> _Opdracht a_
Werk de regels van de records bij, van het begin van de records tot en met de regel met "column-header-lunch[interactable]: Lunch 11:30-12:30". Vervang daarin "table-row" door "rij" en laat al het andere ongewijzigd.

> _Paginafragment_

ECLI:NL:CRVB:2022:1864

Centrale Raad van Beroep

Datum uitspraak
16 augustus 2022
Publicatiedatum
23 augustus 2022
Zaaknummer
20/4500 PW
Instantie
Centrale Raad van Beroep
Type
Uitspraak
Rechtsgebied
Bestuursrecht; Socialezekerheidsrecht
Procedures
  • Hoger beroep
Vindplaatsen
  • Rechtspraak.nl
AI samenvatting door LexboostAutomatisch gegenereerd

Afwijzing aanvraag bijstandsverlening en medewerkingsverplichting bij huisbezoek

In deze zaak heeft de Centrale Raad van Beroep op 16 augustus 2022 uitspraak gedaan in hoger beroep tegen de afwijzing van een aanvraag om bijstand op grond van de Participatiewet (PW) door het college van burgemeester en wethouders van Helmond. De appellante, geboren in 2000, had op 1 oktober 2019 een aanvraag ingediend voor bijstand, maar deze werd afgewezen omdat zij niet had meegewerkt aan een huisbezoek dat op 12 december 2019 zou plaatsvinden. De Raad oordeelde dat appellante feitelijk niet in staat was om op het afgesproken tijdstip aanwezig te zijn, omdat zij afhankelijk was van haar oma voor vervoer en de tijd die haar was gegund om op het adres te komen te kort was. De Raad concludeerde dat het gebrek aan medewerking niet aan appellante kon worden tegengeworpen, omdat dit buiten haar risicosfeer lag. Desondanks werd het gebrek in de motivering van het bestreden besluit gepasseerd op grond van artikel 6:22 van de Algemene wet bestuursrecht, omdat niet aannemelijk was dat appellante hierdoor benadeeld was. De Raad bevestigde de aangevallen uitspraak van de rechtbank en veroordeelde het college in de proceskosten van appellante tot een bedrag van € 3.036,-.

Uitspraak

20 4500 PW

Datum uitspraak: 16 augustus 2022
Centrale Raad van Beroep
Meervoudige kamer
Uitspraak op het hoger beroep tegen de uitspraak van de rechtbank Oost-Brabant van 19 november 2020, 20/2018 (aangevallen uitspraak)

Gegevensitems:
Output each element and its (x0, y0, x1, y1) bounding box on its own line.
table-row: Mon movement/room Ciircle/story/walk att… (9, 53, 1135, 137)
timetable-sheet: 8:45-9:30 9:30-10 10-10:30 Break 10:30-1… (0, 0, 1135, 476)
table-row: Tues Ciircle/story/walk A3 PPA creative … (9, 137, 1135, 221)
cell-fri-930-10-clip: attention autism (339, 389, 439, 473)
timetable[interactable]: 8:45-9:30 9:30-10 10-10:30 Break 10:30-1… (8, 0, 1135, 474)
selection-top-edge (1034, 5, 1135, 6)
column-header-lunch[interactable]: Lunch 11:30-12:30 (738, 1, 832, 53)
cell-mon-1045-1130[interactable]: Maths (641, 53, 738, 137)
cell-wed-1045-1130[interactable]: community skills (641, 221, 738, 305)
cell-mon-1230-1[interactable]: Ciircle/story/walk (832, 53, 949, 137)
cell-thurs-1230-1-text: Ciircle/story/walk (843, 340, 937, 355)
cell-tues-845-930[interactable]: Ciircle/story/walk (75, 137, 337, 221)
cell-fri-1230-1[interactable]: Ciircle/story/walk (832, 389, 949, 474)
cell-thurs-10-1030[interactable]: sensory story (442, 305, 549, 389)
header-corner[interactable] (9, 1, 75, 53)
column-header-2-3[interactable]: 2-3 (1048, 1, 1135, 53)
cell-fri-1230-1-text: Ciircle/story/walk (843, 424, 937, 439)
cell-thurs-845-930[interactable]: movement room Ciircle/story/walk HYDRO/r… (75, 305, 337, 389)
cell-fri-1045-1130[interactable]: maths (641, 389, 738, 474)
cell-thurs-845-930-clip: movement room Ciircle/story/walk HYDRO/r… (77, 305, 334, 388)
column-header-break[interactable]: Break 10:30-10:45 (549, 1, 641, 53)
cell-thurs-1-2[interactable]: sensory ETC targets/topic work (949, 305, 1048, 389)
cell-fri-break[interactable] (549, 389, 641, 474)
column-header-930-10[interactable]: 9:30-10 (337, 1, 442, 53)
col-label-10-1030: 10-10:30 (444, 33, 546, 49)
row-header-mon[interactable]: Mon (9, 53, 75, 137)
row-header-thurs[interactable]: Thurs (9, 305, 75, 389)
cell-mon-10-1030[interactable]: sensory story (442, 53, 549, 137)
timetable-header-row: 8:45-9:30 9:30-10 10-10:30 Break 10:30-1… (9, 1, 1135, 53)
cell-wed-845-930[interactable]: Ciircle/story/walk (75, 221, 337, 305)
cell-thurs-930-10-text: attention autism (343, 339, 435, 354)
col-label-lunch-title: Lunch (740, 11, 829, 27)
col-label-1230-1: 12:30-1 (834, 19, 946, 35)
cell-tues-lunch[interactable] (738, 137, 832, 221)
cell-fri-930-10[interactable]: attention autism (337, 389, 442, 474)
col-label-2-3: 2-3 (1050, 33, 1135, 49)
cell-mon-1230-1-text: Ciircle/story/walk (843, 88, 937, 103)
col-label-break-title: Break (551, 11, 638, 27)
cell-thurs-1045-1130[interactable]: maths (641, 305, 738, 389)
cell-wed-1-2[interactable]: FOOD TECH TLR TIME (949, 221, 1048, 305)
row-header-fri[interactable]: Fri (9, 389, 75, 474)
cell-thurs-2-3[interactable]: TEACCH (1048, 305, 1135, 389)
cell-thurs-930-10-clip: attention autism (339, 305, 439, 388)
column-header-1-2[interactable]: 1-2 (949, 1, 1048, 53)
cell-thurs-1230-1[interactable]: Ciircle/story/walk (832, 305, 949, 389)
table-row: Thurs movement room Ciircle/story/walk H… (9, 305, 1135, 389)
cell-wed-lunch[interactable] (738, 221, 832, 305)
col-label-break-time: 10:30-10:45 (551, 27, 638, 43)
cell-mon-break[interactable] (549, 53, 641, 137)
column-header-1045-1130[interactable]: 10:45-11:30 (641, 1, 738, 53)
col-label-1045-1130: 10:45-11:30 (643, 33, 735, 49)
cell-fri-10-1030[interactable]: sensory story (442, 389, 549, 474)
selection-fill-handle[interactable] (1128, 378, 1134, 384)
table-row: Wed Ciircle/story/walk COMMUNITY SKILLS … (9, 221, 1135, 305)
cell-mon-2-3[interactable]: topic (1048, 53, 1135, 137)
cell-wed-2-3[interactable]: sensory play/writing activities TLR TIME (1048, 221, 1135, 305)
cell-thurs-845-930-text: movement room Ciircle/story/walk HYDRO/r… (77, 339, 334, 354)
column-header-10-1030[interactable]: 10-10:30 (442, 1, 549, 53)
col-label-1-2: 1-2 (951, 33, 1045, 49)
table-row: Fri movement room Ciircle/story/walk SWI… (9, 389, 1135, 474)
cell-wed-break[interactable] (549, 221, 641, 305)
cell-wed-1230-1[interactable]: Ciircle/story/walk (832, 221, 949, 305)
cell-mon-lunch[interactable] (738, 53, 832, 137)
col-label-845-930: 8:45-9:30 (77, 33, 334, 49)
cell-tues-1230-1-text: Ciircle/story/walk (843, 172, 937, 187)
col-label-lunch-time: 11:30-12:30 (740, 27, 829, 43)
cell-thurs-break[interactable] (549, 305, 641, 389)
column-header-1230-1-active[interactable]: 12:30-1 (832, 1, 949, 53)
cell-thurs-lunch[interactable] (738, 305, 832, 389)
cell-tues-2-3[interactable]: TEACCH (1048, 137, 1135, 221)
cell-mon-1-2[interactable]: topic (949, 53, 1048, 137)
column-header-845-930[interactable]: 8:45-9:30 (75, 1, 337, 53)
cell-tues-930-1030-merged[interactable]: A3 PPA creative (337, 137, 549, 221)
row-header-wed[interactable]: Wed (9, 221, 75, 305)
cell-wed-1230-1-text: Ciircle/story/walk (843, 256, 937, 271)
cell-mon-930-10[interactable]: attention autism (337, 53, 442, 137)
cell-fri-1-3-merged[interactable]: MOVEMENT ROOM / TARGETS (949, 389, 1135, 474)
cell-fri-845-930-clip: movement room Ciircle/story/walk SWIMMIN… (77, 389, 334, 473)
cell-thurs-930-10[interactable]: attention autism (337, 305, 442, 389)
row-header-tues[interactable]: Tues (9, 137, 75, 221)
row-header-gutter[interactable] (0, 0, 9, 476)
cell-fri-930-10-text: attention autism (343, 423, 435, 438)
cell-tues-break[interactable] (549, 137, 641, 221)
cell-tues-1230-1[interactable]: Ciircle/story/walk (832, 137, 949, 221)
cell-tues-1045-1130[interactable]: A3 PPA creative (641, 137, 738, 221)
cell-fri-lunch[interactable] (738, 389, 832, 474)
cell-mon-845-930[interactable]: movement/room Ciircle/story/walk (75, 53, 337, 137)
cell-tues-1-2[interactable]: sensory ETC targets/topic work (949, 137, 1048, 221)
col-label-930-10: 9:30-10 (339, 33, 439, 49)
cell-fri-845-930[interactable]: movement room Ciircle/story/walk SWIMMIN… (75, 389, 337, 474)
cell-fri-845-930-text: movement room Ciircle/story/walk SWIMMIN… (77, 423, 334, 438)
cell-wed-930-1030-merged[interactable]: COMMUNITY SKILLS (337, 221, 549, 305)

> _Opdracht b_
Schrijf uit de uitspraak van de Centrale Raad van Beroep letterlijk over van "Datum uitspraak: 16" tot en met "20/2018 (aangevallen uitspraak)".

> _Antwoord a_
Output each element and its (x0, y0, x1, y1) bounding box on its own line.
rij: Mon movement/room Ciircle/story/walk att… (9, 53, 1135, 137)
timetable-sheet: 8:45-9:30 9:30-10 10-10:30 Break 10:30-1… (0, 0, 1135, 476)
rij: Tues Ciircle/story/walk A3 PPA creative … (9, 137, 1135, 221)
cell-fri-930-10-clip: attention autism (339, 389, 439, 473)
timetable[interactable]: 8:45-9:30 9:30-10 10-10:30 Break 10:30-1… (8, 0, 1135, 474)
selection-top-edge (1034, 5, 1135, 6)
column-header-lunch[interactable]: Lunch 11:30-12:30 (738, 1, 832, 53)

> _Antwoord b_
Datum uitspraak: 16 augustus 2022
Centrale Raad van Beroep
Meervoudige kamer
Uitspraak op het hoger beroep tegen de uitspraak van de rechtbank Oost-Brabant van 19 november 2020, 20/2018 (aangevallen uitspraak)